* SHORT TASK
Quote every line of the material beneath this one.

* MATERIAL FOR THIS EXERCISE
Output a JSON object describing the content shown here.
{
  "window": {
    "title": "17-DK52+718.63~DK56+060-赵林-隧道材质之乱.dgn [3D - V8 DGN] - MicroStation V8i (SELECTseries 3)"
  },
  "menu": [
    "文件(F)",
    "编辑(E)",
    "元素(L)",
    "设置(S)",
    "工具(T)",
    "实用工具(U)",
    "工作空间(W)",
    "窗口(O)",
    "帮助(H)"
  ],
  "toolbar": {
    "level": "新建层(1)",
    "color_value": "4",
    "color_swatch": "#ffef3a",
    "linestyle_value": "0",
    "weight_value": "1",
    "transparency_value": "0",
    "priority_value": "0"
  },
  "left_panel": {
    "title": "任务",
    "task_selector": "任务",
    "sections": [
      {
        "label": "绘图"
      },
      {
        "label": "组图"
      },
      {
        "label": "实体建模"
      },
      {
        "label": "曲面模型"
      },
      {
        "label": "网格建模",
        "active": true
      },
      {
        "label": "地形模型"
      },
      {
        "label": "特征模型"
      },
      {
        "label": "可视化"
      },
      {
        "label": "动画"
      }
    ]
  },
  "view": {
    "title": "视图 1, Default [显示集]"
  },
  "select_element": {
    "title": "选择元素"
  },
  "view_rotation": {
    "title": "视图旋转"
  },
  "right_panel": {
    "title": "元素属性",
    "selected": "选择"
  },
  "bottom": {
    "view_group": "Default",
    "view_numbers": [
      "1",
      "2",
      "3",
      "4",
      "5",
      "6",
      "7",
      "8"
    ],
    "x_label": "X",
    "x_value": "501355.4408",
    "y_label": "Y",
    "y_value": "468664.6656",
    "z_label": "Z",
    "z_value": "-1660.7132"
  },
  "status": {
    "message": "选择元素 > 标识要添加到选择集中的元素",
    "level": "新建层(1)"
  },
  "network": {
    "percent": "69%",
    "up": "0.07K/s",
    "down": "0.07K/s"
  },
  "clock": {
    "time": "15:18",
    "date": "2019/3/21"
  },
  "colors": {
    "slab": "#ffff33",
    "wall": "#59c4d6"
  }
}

* TASK SOLUTION
Output a JSON object describing the content shown here.
{
  "window": {
    "title": "17-DK52+718.63~DK56+060-赵林-隧道材质之乱.dgn [3D - V8 DGN] - MicroStation V8i (SELECTseries 3)"
  },
  "menu": [
    "文件(F)",
    "编辑(E)",
    "元素(L)",
    "设置(S)",
    "工具(T)",
    "实用工具(U)",
    "工作空间(W)",
    "窗口(O)",
    "帮助(H)"
  ],
  "toolbar": {
    "level": "新建层(1)",
    "color_value": "4",
    "color_swatch": "#ffef3a",
    "linestyle_value": "0",
    "weight_value": "1",
    "transparency_value": "0",
    "priority_value": "0"
  },
  "left_panel": {
    "title": "任务",
    "task_selector": "任务",
    "sections": [
      {
        "label": "绘图"
      },
      {
        "label": "组图"
      },
      {
        "label": "实体建模"
      },
      {
        "label": "曲面模型"
      },
      {
        "label": "网格建模",
        "active": true
      },
      {
        "label": "地形模型"
      },
      {
        "label": "特征模型"
      },
      {
        "label": "可视化"
      },
      {
        "label": "动画"
      }
    ]
  },
  "view": {
    "title": "视图 1, Default [显示集]"
  },
  "select_element": {
    "title": "选择元素"
  },
  "view_rotation": {
    "title": "视图旋转"
  },
  "right_panel": {
    "title": "元素属性",
    "selected": "选择"
  },
  "bottom": {
    "view_group": "Default",
    "view_numbers": [
      "1",
      "2",
      "3",
      "4",
      "5",
      "6",
      "7",
      "8"
    ],
    "x_label": "X",
    "x_value": "501355.4408",
    "y_label": "Y",
    "y_value": "468664.6656",
    "z_label": "Z",
    "z_value": "-1660.7132"
  },
  "status": {
    "message": "选择元素 > 标识要添加到选择集中的元素",
    "level": "新建层(1)"
  },
  "network": {
    "percent": "69%",
    "up": "0.07K/s",
    "down": "0.07K/s"
  },
  "clock": {
    "time": "15:18",
    "date": "2019/3/21"
  },
  "colors": {
    "slab": "#ffff33",
    "wall": "#59c4d6"
  }
}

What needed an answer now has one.